_What you will do_: The records below are to be copied word for word, with every picture left out.

_Data records_:
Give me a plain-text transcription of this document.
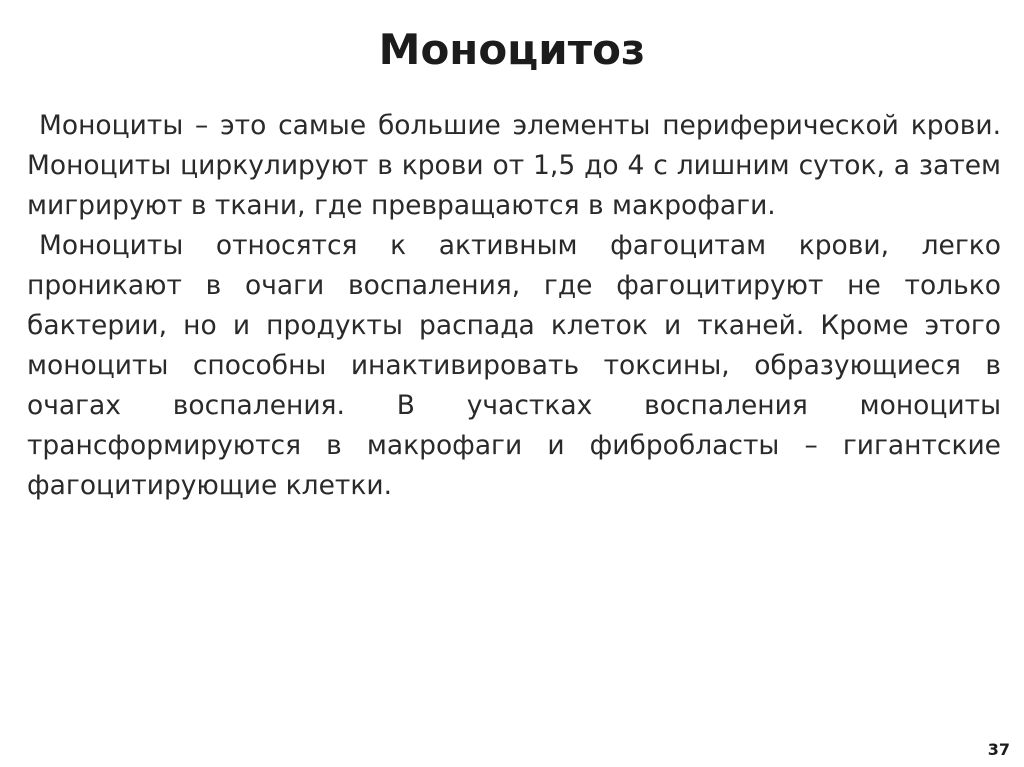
Моноцитоз

Моноциты – это самые большие элементы периферической крови. Моноциты циркулируют в крови от 1,5 до 4 с лишним суток, а затем мигрируют в ткани, где превращаются в макрофаги.

Моноциты относятся к активным фагоцитам крови, легко проникают в очаги воспаления, где фагоцитируют не только бактерии, но и продукты распада клеток и тканей. Кроме этого моноциты способны инактивировать токсины, образующиеся в очагах воспаления. В участках воспаления моноциты трансформируются в макрофаги и фибробласты – гигантские фагоцитирующие клетки.

37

_Output for this task_:
Give me a plain-text transcription of this document.
Моноцитоз

Моноциты – это самые большие элементы периферической крови. Моноциты циркулируют в крови от 1,5 до 4 с лишним суток, а затем мигрируют в ткани, где превращаются в макрофаги.

Моноциты относятся к активным фагоцитам крови, легко проникают в очаги воспаления, где фагоцитируют не только бактерии, но и продукты распада клеток и тканей. Кроме этого моноциты способны инактивировать токсины, образующиеся в очагах воспаления. В участках воспаления моноциты трансформируются в макрофаги и фибробласты – гигантские фагоцитирующие клетки.

37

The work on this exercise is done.